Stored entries
######

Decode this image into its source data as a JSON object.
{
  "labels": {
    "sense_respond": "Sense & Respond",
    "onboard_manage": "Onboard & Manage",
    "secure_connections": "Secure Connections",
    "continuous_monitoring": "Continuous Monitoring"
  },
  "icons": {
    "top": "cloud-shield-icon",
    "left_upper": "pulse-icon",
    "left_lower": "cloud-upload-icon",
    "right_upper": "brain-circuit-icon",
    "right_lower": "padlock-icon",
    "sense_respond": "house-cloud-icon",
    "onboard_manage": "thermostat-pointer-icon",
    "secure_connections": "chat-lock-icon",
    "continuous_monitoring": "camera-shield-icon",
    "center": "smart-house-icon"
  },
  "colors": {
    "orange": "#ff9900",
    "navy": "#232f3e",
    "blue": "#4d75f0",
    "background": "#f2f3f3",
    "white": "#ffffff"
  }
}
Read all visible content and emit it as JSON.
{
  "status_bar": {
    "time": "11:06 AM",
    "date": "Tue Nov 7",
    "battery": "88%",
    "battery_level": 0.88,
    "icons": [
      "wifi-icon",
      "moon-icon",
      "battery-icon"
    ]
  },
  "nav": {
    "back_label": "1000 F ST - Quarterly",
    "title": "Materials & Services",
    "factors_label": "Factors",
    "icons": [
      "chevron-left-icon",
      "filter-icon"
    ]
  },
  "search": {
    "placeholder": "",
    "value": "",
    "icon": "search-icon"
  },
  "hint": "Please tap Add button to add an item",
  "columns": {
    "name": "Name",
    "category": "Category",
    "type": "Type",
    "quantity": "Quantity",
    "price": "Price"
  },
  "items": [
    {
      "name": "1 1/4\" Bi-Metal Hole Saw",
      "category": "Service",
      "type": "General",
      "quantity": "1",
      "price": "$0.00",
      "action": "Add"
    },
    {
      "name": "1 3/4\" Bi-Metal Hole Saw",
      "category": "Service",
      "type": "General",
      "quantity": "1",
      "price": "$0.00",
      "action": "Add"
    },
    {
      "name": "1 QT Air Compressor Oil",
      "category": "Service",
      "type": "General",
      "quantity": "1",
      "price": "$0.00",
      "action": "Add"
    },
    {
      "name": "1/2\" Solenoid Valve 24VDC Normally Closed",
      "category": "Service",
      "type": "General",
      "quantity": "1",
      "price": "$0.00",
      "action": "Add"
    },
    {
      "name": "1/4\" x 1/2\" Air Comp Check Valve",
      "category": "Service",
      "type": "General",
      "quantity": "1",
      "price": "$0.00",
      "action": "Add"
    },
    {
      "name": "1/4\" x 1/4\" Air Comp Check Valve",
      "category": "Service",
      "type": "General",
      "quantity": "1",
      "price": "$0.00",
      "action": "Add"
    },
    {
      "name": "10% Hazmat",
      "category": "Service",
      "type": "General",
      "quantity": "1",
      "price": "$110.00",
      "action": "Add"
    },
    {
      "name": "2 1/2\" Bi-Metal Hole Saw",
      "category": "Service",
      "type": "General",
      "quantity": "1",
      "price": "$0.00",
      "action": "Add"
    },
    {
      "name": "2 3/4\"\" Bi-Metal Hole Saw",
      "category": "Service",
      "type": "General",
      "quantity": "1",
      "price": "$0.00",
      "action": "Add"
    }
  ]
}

######

What you are asked to do:
Reproduce each line verbatim.

Response to the task:
Decode this image into its source data as a JSON object.
{
  "labels": {
    "sense_respond": "Sense & Respond",
    "onboard_manage": "Onboard & Manage",
    "secure_connections": "Secure Connections",
    "continuous_monitoring": "Continuous Monitoring"
  },
  "icons": {
    "top": "cloud-shield-icon",
    "left_upper": "pulse-icon",
    "left_lower": "cloud-upload-icon",
    "right_upper": "brain-circuit-icon",
    "right_lower": "padlock-icon",
    "sense_respond": "house-cloud-icon",
    "onboard_manage": "thermostat-pointer-icon",
    "secure_connections": "chat-lock-icon",
    "continuous_monitoring": "camera-shield-icon",
    "center": "smart-house-icon"
  },
  "colors": {
    "orange": "#ff9900",
    "navy": "#232f3e",
    "blue": "#4d75f0",
    "background": "#f2f3f3",
    "white": "#ffffff"
  }
}
Read all visible content and emit it as JSON.
{
  "status_bar": {
    "time": "11:06 AM",
    "date": "Tue Nov 7",
    "battery": "88%",
    "battery_level": 0.88,
    "icons": [
      "wifi-icon",
      "moon-icon",
      "battery-icon"
    ]
  },
  "nav": {
    "back_label": "1000 F ST - Quarterly",
    "title": "Materials & Services",
    "factors_label": "Factors",
    "icons": [
      "chevron-left-icon",
      "filter-icon"
    ]
  },
  "search": {
    "placeholder": "",
    "value": "",
    "icon": "search-icon"
  },
  "hint": "Please tap Add button to add an item",
  "columns": {
    "name": "Name",
    "category": "Category",
    "type": "Type",
    "quantity": "Quantity",
    "price": "Price"
  },
  "items": [
    {
      "name": "1 1/4\" Bi-Metal Hole Saw",
      "category": "Service",
      "type": "General",
      "quantity": "1",
      "price": "$0.00",
      "action": "Add"
    },
    {
      "name": "1 3/4\" Bi-Metal Hole Saw",
      "category": "Service",
      "type": "General",
      "quantity": "1",
      "price": "$0.00",
      "action": "Add"
    },
    {
      "name": "1 QT Air Compressor Oil",
      "category": "Service",
      "type": "General",
      "quantity": "1",
      "price": "$0.00",
      "action": "Add"
    },
    {
      "name": "1/2\" Solenoid Valve 24VDC Normally Closed",
      "category": "Service",
      "type": "General",
      "quantity": "1",
      "price": "$0.00",
      "action": "Add"
    },
    {
      "name": "1/4\" x 1/2\" Air Comp Check Valve",
      "category": "Service",
      "type": "General",
      "quantity": "1",
      "price": "$0.00",
      "action": "Add"
    },
    {
      "name": "1/4\" x 1/4\" Air Comp Check Valve",
      "category": "Service",
      "type": "General",
      "quantity": "1",
      "price": "$0.00",
      "action": "Add"
    },
    {
      "name": "10% Hazmat",
      "category": "Service",
      "type": "General",
      "quantity": "1",
      "price": "$110.00",
      "action": "Add"
    },
    {
      "name": "2 1/2\" Bi-Metal Hole Saw",
      "category": "Service",
      "type": "General",
      "quantity": "1",
      "price": "$0.00",
      "action": "Add"
    },
    {
      "name": "2 3/4\"\" Bi-Metal Hole Saw",
      "category": "Service",
      "type": "General",
      "quantity": "1",
      "price": "$0.00",
      "action": "Add"
    }
  ]
}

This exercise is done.